§ **Exercise input**:
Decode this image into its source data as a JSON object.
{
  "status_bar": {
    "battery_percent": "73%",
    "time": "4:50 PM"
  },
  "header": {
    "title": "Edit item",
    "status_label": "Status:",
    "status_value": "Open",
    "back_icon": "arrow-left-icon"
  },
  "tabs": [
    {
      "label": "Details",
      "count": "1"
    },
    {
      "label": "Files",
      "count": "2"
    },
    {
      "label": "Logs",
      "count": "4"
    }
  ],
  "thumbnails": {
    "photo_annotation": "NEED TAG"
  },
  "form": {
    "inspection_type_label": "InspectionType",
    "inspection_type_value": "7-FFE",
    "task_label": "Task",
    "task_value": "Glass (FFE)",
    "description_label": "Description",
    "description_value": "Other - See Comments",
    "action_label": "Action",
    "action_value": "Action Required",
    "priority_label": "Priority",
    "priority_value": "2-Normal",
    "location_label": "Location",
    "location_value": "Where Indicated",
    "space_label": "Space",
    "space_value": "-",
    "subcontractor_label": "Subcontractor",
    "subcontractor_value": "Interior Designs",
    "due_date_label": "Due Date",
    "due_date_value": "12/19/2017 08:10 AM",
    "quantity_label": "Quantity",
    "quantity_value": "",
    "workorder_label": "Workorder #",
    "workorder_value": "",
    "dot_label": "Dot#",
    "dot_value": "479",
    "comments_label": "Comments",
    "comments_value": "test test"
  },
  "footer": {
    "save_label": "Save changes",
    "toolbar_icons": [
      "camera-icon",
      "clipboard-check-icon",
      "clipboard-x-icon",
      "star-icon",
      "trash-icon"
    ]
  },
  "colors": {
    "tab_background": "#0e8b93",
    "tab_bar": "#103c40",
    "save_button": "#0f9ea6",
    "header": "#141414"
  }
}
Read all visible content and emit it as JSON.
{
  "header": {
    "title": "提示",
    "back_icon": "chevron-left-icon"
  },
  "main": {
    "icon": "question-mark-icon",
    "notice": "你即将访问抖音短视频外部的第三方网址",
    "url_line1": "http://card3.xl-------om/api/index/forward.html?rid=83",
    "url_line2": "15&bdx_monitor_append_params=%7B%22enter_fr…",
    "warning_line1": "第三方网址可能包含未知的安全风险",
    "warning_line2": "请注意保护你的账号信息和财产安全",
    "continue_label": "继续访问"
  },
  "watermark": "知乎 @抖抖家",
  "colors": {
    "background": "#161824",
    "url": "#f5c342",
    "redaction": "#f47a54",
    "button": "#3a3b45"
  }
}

§ **Written exercise**:
Reproduce the material exactly, with every line intact.

§ **Reply to the task**:
Decode this image into its source data as a JSON object.
{
  "status_bar": {
    "battery_percent": "73%",
    "time": "4:50 PM"
  },
  "header": {
    "title": "Edit item",
    "status_label": "Status:",
    "status_value": "Open",
    "back_icon": "arrow-left-icon"
  },
  "tabs": [
    {
      "label": "Details",
      "count": "1"
    },
    {
      "label": "Files",
      "count": "2"
    },
    {
      "label": "Logs",
      "count": "4"
    }
  ],
  "thumbnails": {
    "photo_annotation": "NEED TAG"
  },
  "form": {
    "inspection_type_label": "InspectionType",
    "inspection_type_value": "7-FFE",
    "task_label": "Task",
    "task_value": "Glass (FFE)",
    "description_label": "Description",
    "description_value": "Other - See Comments",
    "action_label": "Action",
    "action_value": "Action Required",
    "priority_label": "Priority",
    "priority_value": "2-Normal",
    "location_label": "Location",
    "location_value": "Where Indicated",
    "space_label": "Space",
    "space_value": "-",
    "subcontractor_label": "Subcontractor",
    "subcontractor_value": "Interior Designs",
    "due_date_label": "Due Date",
    "due_date_value": "12/19/2017 08:10 AM",
    "quantity_label": "Quantity",
    "quantity_value": "",
    "workorder_label": "Workorder #",
    "workorder_value": "",
    "dot_label": "Dot#",
    "dot_value": "479",
    "comments_label": "Comments",
    "comments_value": "test test"
  },
  "footer": {
    "save_label": "Save changes",
    "toolbar_icons": [
      "camera-icon",
      "clipboard-check-icon",
      "clipboard-x-icon",
      "star-icon",
      "trash-icon"
    ]
  },
  "colors": {
    "tab_background": "#0e8b93",
    "tab_bar": "#103c40",
    "save_button": "#0f9ea6",
    "header": "#141414"
  }
}
Read all visible content and emit it as JSON.
{
  "header": {
    "title": "提示",
    "back_icon": "chevron-left-icon"
  },
  "main": {
    "icon": "question-mark-icon",
    "notice": "你即将访问抖音短视频外部的第三方网址",
    "url_line1": "http://card3.xl-------om/api/index/forward.html?rid=83",
    "url_line2": "15&bdx_monitor_append_params=%7B%22enter_fr…",
    "warning_line1": "第三方网址可能包含未知的安全风险",
    "warning_line2": "请注意保护你的账号信息和财产安全",
    "continue_label": "继续访问"
  },
  "watermark": "知乎 @抖抖家",
  "colors": {
    "background": "#161824",
    "url": "#f5c342",
    "redaction": "#f47a54",
    "button": "#3a3b45"
  }
}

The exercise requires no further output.